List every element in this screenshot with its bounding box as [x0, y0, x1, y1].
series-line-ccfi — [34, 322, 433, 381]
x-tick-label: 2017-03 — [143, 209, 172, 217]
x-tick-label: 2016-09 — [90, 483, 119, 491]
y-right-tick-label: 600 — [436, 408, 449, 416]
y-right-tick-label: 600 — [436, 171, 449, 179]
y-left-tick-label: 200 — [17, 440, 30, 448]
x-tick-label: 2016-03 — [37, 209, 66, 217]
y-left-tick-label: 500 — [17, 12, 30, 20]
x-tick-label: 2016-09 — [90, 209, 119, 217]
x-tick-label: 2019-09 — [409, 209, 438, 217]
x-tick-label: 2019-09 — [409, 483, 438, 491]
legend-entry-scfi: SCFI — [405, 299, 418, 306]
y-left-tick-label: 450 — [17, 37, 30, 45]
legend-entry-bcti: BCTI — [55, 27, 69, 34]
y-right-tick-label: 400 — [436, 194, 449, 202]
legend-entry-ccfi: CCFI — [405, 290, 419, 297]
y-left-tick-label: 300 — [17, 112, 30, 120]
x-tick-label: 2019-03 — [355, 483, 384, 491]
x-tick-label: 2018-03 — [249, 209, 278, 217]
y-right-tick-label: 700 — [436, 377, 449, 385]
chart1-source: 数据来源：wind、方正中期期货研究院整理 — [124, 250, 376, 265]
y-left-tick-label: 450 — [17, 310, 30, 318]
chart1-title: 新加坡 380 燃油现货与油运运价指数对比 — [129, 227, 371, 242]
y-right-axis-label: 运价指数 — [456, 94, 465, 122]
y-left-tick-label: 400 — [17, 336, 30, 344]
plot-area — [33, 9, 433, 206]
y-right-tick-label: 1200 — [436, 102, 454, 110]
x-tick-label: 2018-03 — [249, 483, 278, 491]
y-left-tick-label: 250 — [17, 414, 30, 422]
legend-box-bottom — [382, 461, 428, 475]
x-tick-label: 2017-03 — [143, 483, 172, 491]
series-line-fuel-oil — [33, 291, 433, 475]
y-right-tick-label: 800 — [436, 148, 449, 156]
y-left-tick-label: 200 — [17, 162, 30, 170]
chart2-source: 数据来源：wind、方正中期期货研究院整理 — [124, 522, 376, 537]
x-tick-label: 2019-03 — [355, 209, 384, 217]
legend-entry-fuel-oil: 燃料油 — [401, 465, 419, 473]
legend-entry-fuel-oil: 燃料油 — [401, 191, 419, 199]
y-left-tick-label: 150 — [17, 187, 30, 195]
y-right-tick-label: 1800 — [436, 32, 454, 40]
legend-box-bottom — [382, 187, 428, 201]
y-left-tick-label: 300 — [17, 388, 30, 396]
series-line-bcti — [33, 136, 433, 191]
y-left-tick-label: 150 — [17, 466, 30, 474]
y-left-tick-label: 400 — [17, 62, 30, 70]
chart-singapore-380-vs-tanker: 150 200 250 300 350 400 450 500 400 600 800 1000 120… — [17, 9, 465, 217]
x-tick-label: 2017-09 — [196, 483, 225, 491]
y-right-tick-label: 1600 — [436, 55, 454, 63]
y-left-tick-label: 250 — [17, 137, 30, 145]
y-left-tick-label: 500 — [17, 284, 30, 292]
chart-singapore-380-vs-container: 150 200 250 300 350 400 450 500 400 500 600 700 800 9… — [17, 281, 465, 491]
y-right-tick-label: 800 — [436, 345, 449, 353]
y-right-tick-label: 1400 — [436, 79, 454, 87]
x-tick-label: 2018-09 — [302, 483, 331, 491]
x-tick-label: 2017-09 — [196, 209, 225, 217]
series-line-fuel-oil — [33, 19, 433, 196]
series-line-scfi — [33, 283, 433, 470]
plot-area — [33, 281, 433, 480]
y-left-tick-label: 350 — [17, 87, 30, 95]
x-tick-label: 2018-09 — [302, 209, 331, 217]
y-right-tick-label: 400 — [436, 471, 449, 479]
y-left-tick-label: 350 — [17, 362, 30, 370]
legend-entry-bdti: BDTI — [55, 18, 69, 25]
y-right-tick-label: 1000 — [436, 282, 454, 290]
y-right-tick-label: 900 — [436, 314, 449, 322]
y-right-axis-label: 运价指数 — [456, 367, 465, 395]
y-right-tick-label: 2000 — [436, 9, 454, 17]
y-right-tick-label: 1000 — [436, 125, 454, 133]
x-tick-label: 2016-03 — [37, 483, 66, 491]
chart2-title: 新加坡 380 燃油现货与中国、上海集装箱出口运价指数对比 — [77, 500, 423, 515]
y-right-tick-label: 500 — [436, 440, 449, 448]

┄┄┄┄┄┄┄┄┄┄┄┄┄┄┄┄┄┄┄┄

> Given exercise
Copy every item above word for word, keeping each line and its order unchanged.

> Response to the exercise
List every element in this screenshot with its bounding box as [x0, y0, x1, y1].
series-line-ccfi — [34, 322, 433, 381]
x-tick-label: 2017-03 — [143, 209, 172, 217]
x-tick-label: 2016-09 — [90, 483, 119, 491]
y-right-tick-label: 600 — [436, 408, 449, 416]
y-right-tick-label: 600 — [436, 171, 449, 179]
y-left-tick-label: 200 — [17, 440, 30, 448]
x-tick-label: 2016-03 — [37, 209, 66, 217]
y-left-tick-label: 500 — [17, 12, 30, 20]
x-tick-label: 2016-09 — [90, 209, 119, 217]
x-tick-label: 2019-09 — [409, 209, 438, 217]
x-tick-label: 2019-09 — [409, 483, 438, 491]
legend-entry-scfi: SCFI — [405, 299, 418, 306]
y-left-tick-label: 450 — [17, 37, 30, 45]
legend-entry-bcti: BCTI — [55, 27, 69, 34]
y-right-tick-label: 400 — [436, 194, 449, 202]
legend-entry-ccfi: CCFI — [405, 290, 419, 297]
y-left-tick-label: 300 — [17, 112, 30, 120]
x-tick-label: 2019-03 — [355, 483, 384, 491]
x-tick-label: 2018-03 — [249, 209, 278, 217]
y-right-tick-label: 700 — [436, 377, 449, 385]
chart1-source: 数据来源：wind、方正中期期货研究院整理 — [124, 250, 376, 265]
y-left-tick-label: 450 — [17, 310, 30, 318]
chart1-title: 新加坡 380 燃油现货与油运运价指数对比 — [129, 227, 371, 242]
y-right-axis-label: 运价指数 — [456, 94, 465, 122]
y-left-tick-label: 400 — [17, 336, 30, 344]
plot-area — [33, 9, 433, 206]
y-right-tick-label: 1200 — [436, 102, 454, 110]
x-tick-label: 2018-03 — [249, 483, 278, 491]
y-left-tick-label: 250 — [17, 414, 30, 422]
legend-box-bottom — [382, 461, 428, 475]
x-tick-label: 2017-03 — [143, 483, 172, 491]
series-line-fuel-oil — [33, 291, 433, 475]
y-right-tick-label: 800 — [436, 148, 449, 156]
y-left-tick-label: 200 — [17, 162, 30, 170]
chart2-source: 数据来源：wind、方正中期期货研究院整理 — [124, 522, 376, 537]
x-tick-label: 2019-03 — [355, 209, 384, 217]
legend-entry-fuel-oil: 燃料油 — [401, 465, 419, 473]
legend-entry-fuel-oil: 燃料油 — [401, 191, 419, 199]
y-left-tick-label: 150 — [17, 187, 30, 195]
y-right-tick-label: 1800 — [436, 32, 454, 40]
legend-box-bottom — [382, 187, 428, 201]
y-left-tick-label: 300 — [17, 388, 30, 396]
series-line-bcti — [33, 136, 433, 191]
y-left-tick-label: 150 — [17, 466, 30, 474]
y-left-tick-label: 400 — [17, 62, 30, 70]
chart-singapore-380-vs-tanker: 150 200 250 300 350 400 450 500 400 600 800 1000 120… — [17, 9, 465, 217]
x-tick-label: 2017-09 — [196, 483, 225, 491]
y-right-tick-label: 1600 — [436, 55, 454, 63]
y-left-tick-label: 250 — [17, 137, 30, 145]
y-left-tick-label: 500 — [17, 284, 30, 292]
chart-singapore-380-vs-container: 150 200 250 300 350 400 450 500 400 500 600 700 800 9… — [17, 281, 465, 491]
y-right-tick-label: 800 — [436, 345, 449, 353]
y-right-tick-label: 1400 — [436, 79, 454, 87]
x-tick-label: 2018-09 — [302, 483, 331, 491]
x-tick-label: 2017-09 — [196, 209, 225, 217]
series-line-fuel-oil — [33, 19, 433, 196]
series-line-scfi — [33, 283, 433, 470]
plot-area — [33, 281, 433, 480]
y-left-tick-label: 350 — [17, 87, 30, 95]
x-tick-label: 2018-09 — [302, 209, 331, 217]
y-right-tick-label: 400 — [436, 471, 449, 479]
y-left-tick-label: 350 — [17, 362, 30, 370]
legend-entry-bdti: BDTI — [55, 18, 69, 25]
y-right-tick-label: 1000 — [436, 282, 454, 290]
y-right-tick-label: 900 — [436, 314, 449, 322]
y-right-axis-label: 运价指数 — [456, 367, 465, 395]
y-right-tick-label: 2000 — [436, 9, 454, 17]
y-right-tick-label: 1000 — [436, 125, 454, 133]
x-tick-label: 2016-03 — [37, 483, 66, 491]
chart2-title: 新加坡 380 燃油现货与中国、上海集装箱出口运价指数对比 — [77, 500, 423, 515]
y-right-tick-label: 500 — [436, 440, 449, 448]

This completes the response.